**TAREA:**
Continúa el fragmento sobre el apego de los judíos a sus leyes propias entre otros pueblos a partir de su última oración.

**FRAGMENTO PROPORCIONADO:**

^^^^^^^^^^^^^^^^

Estas leyes civiles, que convenían a una nación y no a colectividades, los judíos no las querían abandonar al incorporarse a los otros pueblos, pues, por más que fuera de Jerusalén y del reino de Israel estas leyes no tuviesen más razón de ser, no por ello dejaban de constituir, para todos los hebreos, obligaciones religiosas que se habían comprometido a cumplir por un pacto antiguo con la Divinidad.
Por ello, en todas partes donde los judíos establecieron colectividades y en todas partes adonde fueron transportados pidieron no sólo que se les permitiese practicar su religión sino también que no se les impusiesen las costumbres de los pueblos en medio de los cuales estaban llamados a vivir y que se los dejase gobernarse por sus propias leyes.
En Roma, en Alejandría, en Antioquía y en la Cirenaica, pudieron actuar libremente. No se los citaba el sábado ante los tribunales y hasta se les permitió tener sus tribunales especiales y no ser juzgados según las leyes del imperio. Cuando las distribuciones de trigo caían un sábado, se reservaba su parte para el día siguiente. Podían ser decuriones, con exención de las prácticas contrarias a su religión. Se administraban a sí mismos como en Alejandría, con sus jefes, su senado y su etnarca, y no estaban sometidos a la autoridad municipal.
En todas partes querían seguir siendo judíos y en todas partes conseguían privilegios que les permitían fundar un Estado dentro de otro Estado. Merced a estos privilegios, estas exenciones y estas desgravaciones impositivas, se encontraban rápidamente en mejor situación que los propios ciudadanos de las ciudades en las cuales vivían. Tenían más facilidad para traficar y enriquecerse. Así suscitaron envidia y odio.
El apego de Israel a su ley fue, por lo tanto, una de las causas primeras de su reprobación, sea que cosechara, gracias a la ley misma, beneficios y ventajas susceptibles de producir envidia, sea que arguyera de la excelencia de su Thorah para considerarse por encima y fuera de los demás pueblos.

^^^^^^^^^^^^^^^^

**EXTRACTO DE DATOS:**
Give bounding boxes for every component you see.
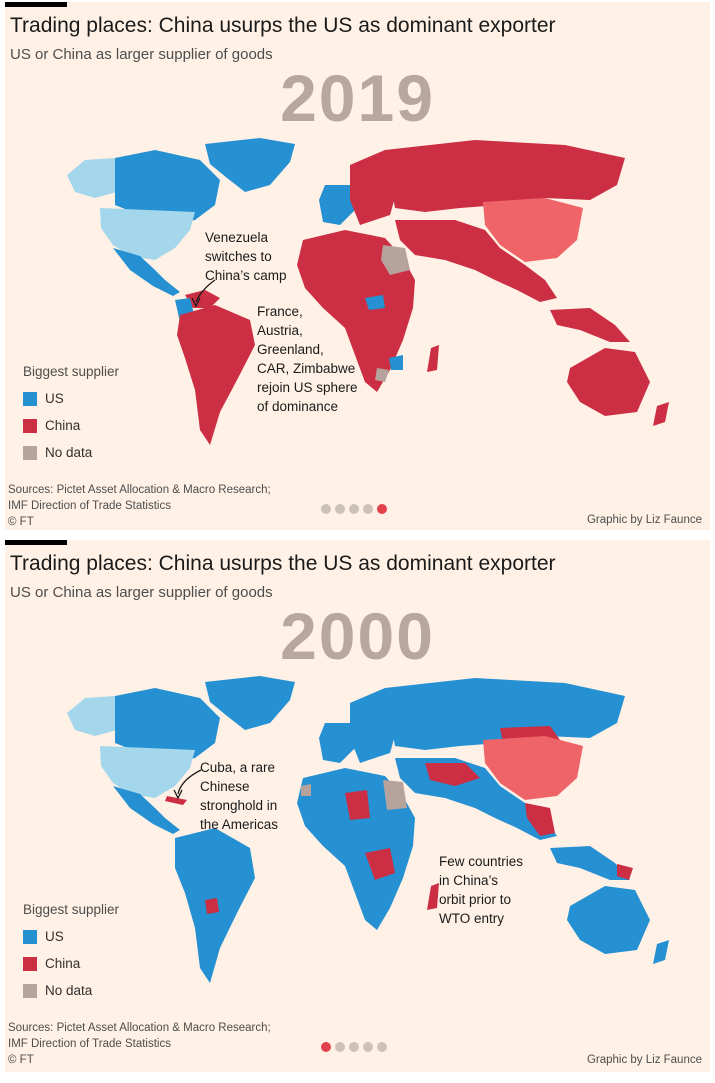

^^^^^^^^^^^^^^^^

**RESPUESTA FINAL:**
Si por lo menos los israelitas se hubieran limitado al mosaísmo puro, sin duda habrían podido, en determinado momento de su historia, modificar dicho mosaísmo de tal modo que sólo subsistiesen los preceptos religiosos o metafísicos. Más aún, si no hubieran tenido como libro sagrado sino la Biblia, tal vez se hubiesen fundido en la Iglesia naciente, que encontró a sus primeros adeptos entre los saduceos, los esenios y los proselitas judíos. Una cosa impidió tal fusión y mantuvo a los hebreos aislados entre los pueblos: fue la elaboración del Talmud: la dominación y autoridad de los doctores que enseñaron una supuesta tradición. Pero esta acción de los doctores, sobre la cual volveremos, hizo también de los judíos los seres huraños, poco sociables y orgullosos de quienes Spinoza, que los conocía muy bien, pudo decir: "No es de extrañar que, después de permanecer dispersos durante tantos años, hayan persistido sin gobierno, puesto que se han separado de todas las demás naciones, a tal punto que han levantado contra ellos el odio de todos los pueblos, no sólo por sus ritos exteriores, contrarios a los ritos de las demás naciones, sino también por el signo de la circuncisión".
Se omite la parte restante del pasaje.